--- BEGIN Information shown ---

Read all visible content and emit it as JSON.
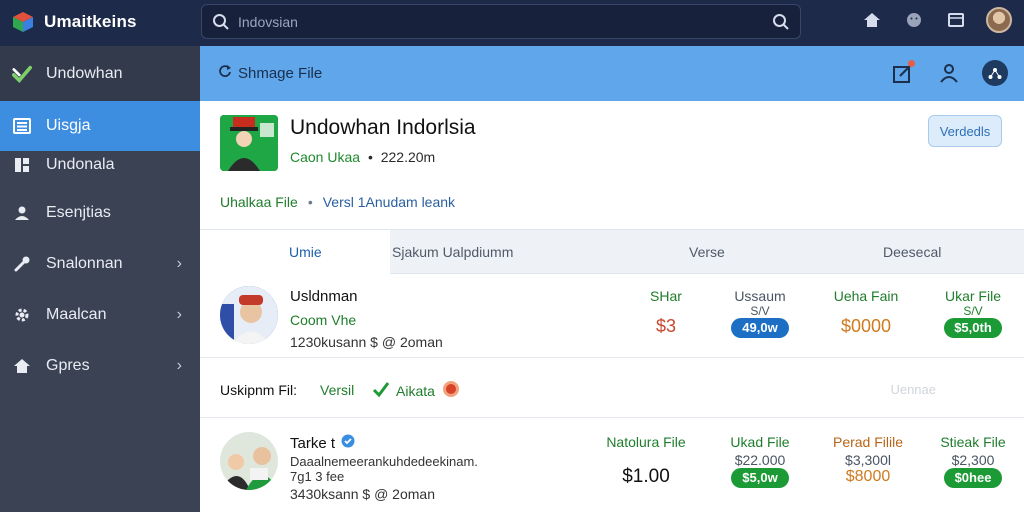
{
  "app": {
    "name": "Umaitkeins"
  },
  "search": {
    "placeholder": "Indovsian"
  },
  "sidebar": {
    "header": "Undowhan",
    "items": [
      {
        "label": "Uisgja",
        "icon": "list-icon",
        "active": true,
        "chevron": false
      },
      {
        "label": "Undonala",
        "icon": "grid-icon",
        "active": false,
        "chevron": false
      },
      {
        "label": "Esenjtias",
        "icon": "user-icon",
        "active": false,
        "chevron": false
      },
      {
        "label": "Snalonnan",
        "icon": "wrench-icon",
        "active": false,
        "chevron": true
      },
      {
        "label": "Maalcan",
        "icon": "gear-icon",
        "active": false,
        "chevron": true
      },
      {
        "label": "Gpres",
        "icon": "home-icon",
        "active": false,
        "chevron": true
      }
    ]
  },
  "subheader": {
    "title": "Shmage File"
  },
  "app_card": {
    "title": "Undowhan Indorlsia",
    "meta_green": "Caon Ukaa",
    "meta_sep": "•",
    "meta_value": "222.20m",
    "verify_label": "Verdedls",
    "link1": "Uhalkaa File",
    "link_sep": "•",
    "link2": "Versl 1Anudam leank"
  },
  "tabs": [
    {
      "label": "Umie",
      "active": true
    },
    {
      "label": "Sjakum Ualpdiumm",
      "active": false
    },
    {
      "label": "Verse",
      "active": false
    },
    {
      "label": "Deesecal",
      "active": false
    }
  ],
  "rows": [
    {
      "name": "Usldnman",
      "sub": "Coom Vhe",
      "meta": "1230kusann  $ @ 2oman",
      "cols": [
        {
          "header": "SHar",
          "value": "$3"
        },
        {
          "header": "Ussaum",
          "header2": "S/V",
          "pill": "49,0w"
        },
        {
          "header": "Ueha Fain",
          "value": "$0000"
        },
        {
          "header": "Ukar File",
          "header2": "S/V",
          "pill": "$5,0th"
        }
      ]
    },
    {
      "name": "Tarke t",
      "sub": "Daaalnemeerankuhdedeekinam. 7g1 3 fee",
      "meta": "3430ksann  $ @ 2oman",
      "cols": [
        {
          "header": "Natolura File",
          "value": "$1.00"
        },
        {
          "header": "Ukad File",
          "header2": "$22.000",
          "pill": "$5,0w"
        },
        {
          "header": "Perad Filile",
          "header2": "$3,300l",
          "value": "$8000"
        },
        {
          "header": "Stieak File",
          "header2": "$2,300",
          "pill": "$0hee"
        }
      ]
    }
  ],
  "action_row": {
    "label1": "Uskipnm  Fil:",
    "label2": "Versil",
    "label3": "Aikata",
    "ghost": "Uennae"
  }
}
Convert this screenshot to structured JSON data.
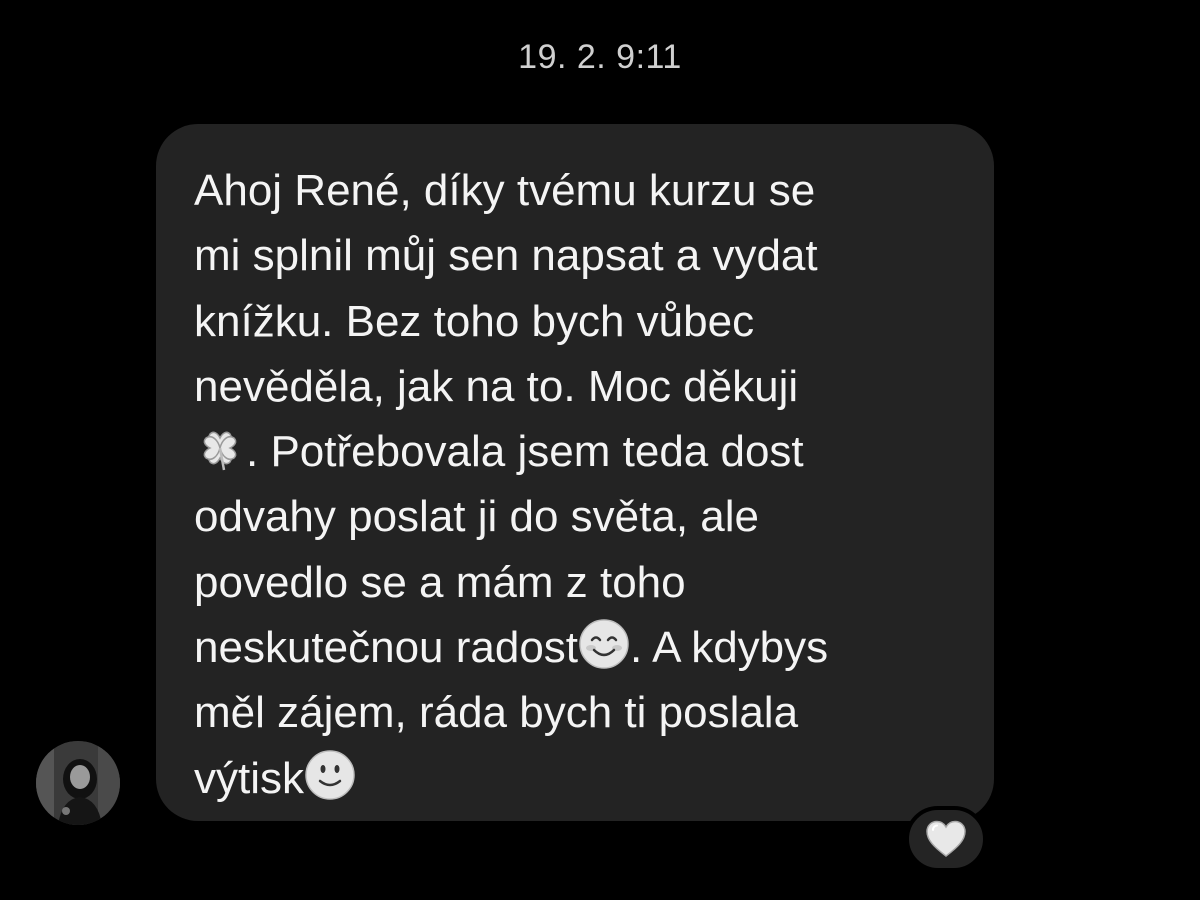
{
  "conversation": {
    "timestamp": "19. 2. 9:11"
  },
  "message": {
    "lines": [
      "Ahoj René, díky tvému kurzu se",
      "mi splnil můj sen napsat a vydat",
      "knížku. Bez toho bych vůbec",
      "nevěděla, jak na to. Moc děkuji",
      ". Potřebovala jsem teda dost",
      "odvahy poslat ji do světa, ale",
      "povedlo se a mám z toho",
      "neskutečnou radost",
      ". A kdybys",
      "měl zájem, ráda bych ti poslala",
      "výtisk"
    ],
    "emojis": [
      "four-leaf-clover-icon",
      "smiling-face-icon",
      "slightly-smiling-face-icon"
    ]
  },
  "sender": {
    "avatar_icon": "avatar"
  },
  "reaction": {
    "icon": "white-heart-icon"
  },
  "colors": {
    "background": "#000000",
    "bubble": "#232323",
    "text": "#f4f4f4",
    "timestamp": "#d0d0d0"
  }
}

--- END Information shown ---
--- BEGIN Information shown ---

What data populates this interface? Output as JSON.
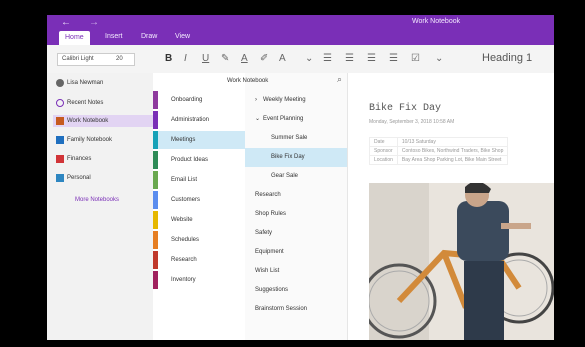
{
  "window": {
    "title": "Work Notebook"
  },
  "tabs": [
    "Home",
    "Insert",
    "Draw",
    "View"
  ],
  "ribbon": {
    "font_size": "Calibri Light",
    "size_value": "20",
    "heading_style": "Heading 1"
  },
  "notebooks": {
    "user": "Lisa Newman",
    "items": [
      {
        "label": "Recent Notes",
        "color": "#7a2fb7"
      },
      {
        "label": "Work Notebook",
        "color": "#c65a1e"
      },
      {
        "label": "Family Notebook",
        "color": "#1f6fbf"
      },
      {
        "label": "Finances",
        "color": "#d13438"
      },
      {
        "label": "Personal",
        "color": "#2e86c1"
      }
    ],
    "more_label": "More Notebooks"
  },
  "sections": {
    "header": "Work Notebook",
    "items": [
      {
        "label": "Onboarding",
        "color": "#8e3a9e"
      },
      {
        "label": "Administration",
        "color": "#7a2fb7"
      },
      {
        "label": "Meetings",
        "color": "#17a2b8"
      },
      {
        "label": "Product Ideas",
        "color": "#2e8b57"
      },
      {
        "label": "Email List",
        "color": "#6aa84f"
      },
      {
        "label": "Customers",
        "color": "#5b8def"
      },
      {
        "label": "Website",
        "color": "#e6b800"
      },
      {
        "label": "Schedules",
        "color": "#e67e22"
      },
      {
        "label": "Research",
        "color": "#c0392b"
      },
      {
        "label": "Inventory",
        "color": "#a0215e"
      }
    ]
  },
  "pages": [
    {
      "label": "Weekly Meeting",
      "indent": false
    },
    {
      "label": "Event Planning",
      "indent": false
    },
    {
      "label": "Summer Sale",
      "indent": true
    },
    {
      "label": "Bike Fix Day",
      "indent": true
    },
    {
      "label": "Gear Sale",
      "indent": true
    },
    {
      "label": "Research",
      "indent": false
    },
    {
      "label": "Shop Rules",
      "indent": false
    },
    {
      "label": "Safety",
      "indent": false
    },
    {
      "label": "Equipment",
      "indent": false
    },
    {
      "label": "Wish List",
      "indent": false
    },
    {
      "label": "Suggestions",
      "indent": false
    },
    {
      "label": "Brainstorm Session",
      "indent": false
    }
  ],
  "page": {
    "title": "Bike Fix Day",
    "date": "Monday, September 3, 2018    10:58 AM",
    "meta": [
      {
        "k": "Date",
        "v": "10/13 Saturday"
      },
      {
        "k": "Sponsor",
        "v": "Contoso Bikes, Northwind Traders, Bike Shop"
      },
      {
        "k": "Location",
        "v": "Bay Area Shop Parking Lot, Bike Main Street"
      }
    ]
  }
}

--- END Information shown ---

**Set exercise**
Pick out every line above that holds the word "bych" and copy it.

**Full response**
      "knížku. Bez toho bych vůbec",
      "měl zájem, ráda bych ti poslala",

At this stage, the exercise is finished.